## AUFGABENLISTE
a – Prüfe, ob die folgenden Aussagen mit dem Auszug über die Verteidigung von Markus Braun übereinstimmen. Antworte jeweils mit Ja oder Nein und zitiere die entscheidenden Worte wörtlich.
(i) Dirk Metz war früher Sprecher der hessischen Landesregierung.
(ii) Braun verbringt seine Tage im Gefängnis laut dieser Darstellung vor allem mit Fitnessübungen.
(iii) Dierlamm ist als Medienrechtsanwalt für Braun tätig.
b – Beantworte anhand des Auszugs über die Verteidigung von Markus Braun die folgenden Fragen kurz.
(i) Welche Medienrechtskanzlei hat Braun angeheuert?
(ii) Um welche Person herum soll laut Dirk Metz eine Schatten- und Veruntreuungsstruktur aufgebaut worden sein?
(iii) Wozu dienen Brauns Fitnessübungen laut dieser Darstellung?
c – Führe den Auszug über die Verteidigung von Markus Braun nach seinem letzten Satz weiter.

Wie soll dieser Mann unschuldig sein?

Der Kampf um diese Frage wird auf offener Bühne ausgetragen, auch über die Medien. Braun hat hochbezahlte Rechtsanwälte und Medienspezialisten angeheuert. Allen voran Strafverteidiger Dierlamm, die Medienrechtskanzlei Nesselhauf und PR-Berater Dirk Metz, einst Sprecher der hessischen Landesregierung von Roland Koch.

Sie zeichnen das Bild eines ahnungslosen U-Häftlings, der jetzt seine Tage mit dem Wälzen von Akten verbringt, höchstens mal unterbrochen von ein paar Fitnessübungen, um stark zu bleiben. Für Sprecher Dirk Metz steht fest: Das "unterstellte Tatbild ist nach unseren Erkenntnissen komplett widerlegt". Und: "Wir gehen davon aus, dass hinter dem Rücken von Markus Braun rund um Jan Marsalek eine Schatten- und Veruntreuungsstruktur aufgebaut worden ist."

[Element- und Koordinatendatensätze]
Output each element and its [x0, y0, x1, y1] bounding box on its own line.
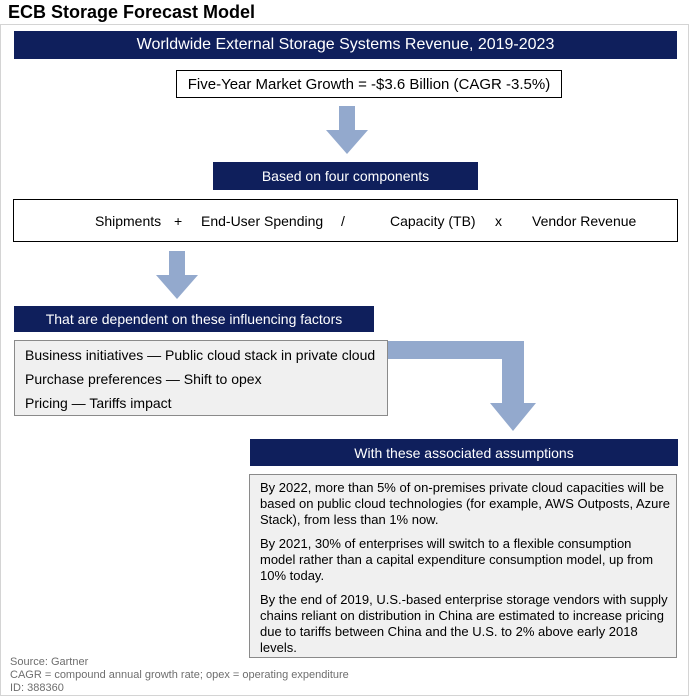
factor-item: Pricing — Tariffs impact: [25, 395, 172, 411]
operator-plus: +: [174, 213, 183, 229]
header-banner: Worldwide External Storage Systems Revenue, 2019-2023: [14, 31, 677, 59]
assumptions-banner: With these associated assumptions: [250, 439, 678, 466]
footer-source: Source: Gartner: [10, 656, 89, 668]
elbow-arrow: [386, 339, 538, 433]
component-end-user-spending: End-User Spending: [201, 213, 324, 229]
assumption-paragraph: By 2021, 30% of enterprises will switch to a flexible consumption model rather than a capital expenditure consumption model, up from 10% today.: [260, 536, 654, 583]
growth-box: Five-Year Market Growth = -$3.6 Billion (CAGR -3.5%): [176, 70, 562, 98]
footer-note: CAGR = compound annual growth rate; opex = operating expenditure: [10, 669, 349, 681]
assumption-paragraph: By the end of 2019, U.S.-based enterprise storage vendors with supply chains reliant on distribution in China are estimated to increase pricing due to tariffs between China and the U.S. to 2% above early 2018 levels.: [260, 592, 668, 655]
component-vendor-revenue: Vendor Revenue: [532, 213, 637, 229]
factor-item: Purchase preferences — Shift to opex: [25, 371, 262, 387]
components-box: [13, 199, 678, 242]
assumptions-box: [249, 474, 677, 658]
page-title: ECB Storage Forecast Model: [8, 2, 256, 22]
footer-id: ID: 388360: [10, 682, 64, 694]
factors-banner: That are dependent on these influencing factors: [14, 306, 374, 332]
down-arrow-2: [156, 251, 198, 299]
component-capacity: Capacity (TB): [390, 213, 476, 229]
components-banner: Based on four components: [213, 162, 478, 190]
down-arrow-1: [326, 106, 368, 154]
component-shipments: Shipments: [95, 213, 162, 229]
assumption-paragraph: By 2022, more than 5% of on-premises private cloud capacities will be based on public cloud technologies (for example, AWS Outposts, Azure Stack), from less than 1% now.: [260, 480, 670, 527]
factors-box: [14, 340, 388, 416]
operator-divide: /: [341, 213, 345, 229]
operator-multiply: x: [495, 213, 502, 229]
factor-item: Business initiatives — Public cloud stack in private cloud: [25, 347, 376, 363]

## LÖSUNGEN
a –
(i) Ja: „einst Sprecher der hessischen Landesregierung von Roland Koch“
(ii) Nein: „der jetzt seine Tage mit dem Wälzen von Akten verbringt, höchstens mal unterbrochen von ein paar Fitnessübungen“
(iii) Nein: „Strafverteidiger Dierlamm“

b –
(i) Die Medienrechtskanzlei Nesselhauf.
(ii) Um Jan Marsalek.
(iii) Sie sollen ihm helfen, stark zu bleiben.

c –
EIN ZWEIFELHAFTER BEFREIUNGSSCHLAG

Das ominöse Drittpartnergeschäft tauchte vor fast zehn Jahren erstmals auf, passenderweise kurz nachdem Wirecard seine besten Kunden verlor: die Porno- und Glücksspielindustrie. Schmuddelfilmchen standen gratis im Netz, Onlinezockereien wurden in den USA verboten. Dafür aber meldete Wirecard fortan Umsätze aus den angeblichen Geschäften mit Dritten, dem berühmten Third Party Acquiring (TPA). Damit hatte Wirecard einen neuen Treiber für sein Wachstumswunder gefunden.

Die Geschichte dahinter geht so: Dubiose Händler, etwa für Wunderpillen, wollten viel Geld dafür bezahlen, dass jemand die Zahlungen ihrer Kunden abwickelte. Weil Wirecard solche Kunden nicht über die eigenen Bücher laufen lassen wollte, verwiesen Wirecard-Mitarbeiter sie angeblich an Partnerfirmen in Asien. Im Kern sollen es drei gewesen sein: Al Alam, Senjo und PayEasy. Die sollen dann dafür gesorgt haben, dass Kunden bei diesen dubiosen Shops online zahlen konnten. Im Gegenzug für die Vermittlung der Kunden sollte Wirecard einen Teil vom Umsatz abbekommen, den die Drittpartner mit diesen Kunden erzielten. Zuletzt sollen diese Geschäfte für mehr als die Hälfte von Wirecards Umsatz und den kompletten Gewinn gestanden haben. Aufbewahrt wurden die Einnahmen angeblich auf Treuhandkonten in Singapur und auf den Philippinen.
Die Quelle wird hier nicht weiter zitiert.